[Saved entries]
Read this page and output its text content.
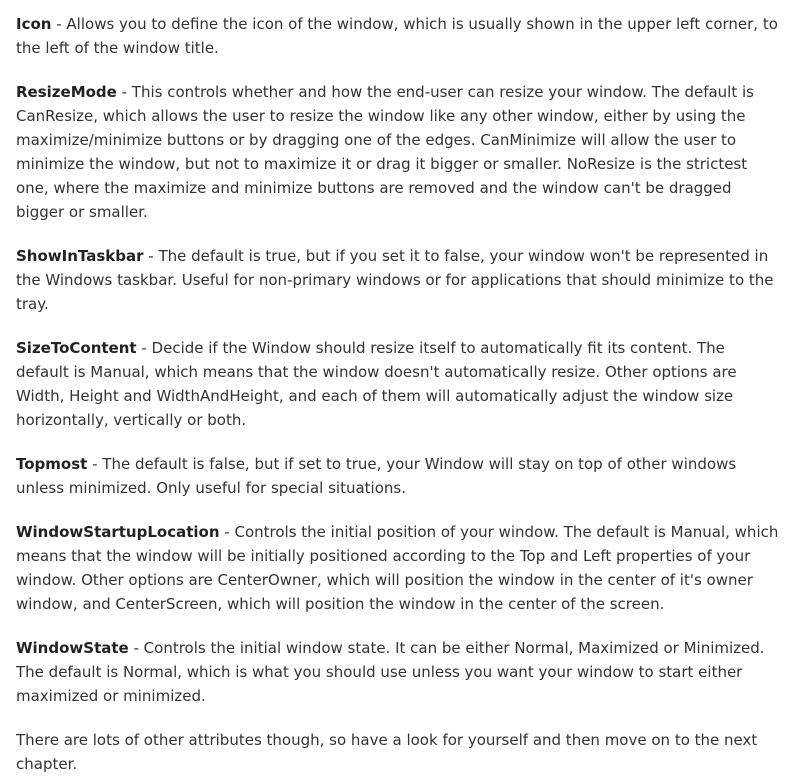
Icon - Allows you to define the icon of the window, which is usually shown in the upper left corner, to the left of the window title.

ResizeMode - This controls whether and how the end-user can resize your window. The default is CanResize, which allows the user to resize the window like any other window, either by using the maximize/minimize buttons or by dragging one of the edges. CanMinimize will allow the user to minimize the window, but not to maximize it or drag it bigger or smaller. NoResize is the strictest one, where the maximize and minimize buttons are removed and the window can't be dragged bigger or smaller.

ShowInTaskbar - The default is true, but if you set it to false, your window won't be represented in the Windows taskbar. Useful for non-primary windows or for applications that should minimize to the tray.

SizeToContent - Decide if the Window should resize itself to automatically fit its content. The default is Manual, which means that the window doesn't automatically resize. Other options are Width, Height and WidthAndHeight, and each of them will automatically adjust the window size horizontally, vertically or both.

Topmost - The default is false, but if set to true, your Window will stay on top of other windows unless minimized. Only useful for special situations.

WindowStartupLocation - Controls the initial position of your window. The default is Manual, which means that the window will be initially positioned according to the Top and Left properties of your window. Other options are CenterOwner, which will position the window in the center of it's owner window, and CenterScreen, which will position the window in the center of the screen.

WindowState - Controls the initial window state. It can be either Normal, Maximized or Minimized. The default is Normal, which is what you should use unless you want your window to start either maximized or minimized.

There are lots of other attributes though, so have a look for yourself and then move on to the next chapter.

◆ **Task to carry out**
Copy out each line in the preceding records that contains "initial".

◆ **Correct result**
WindowStartupLocation - Controls the initial position of your window. The default is Manual, which means that the window will be initially positioned according to the Top and Left properties of your window. Other options are CenterOwner, which will position the window in the center of it's owner window, and CenterScreen, which will position the window in the center of the screen.
WindowState - Controls the initial window state. It can be either Normal, Maximized or Minimized. The default is Normal, which is what you should use unless you want your window to start either maximized or minimized.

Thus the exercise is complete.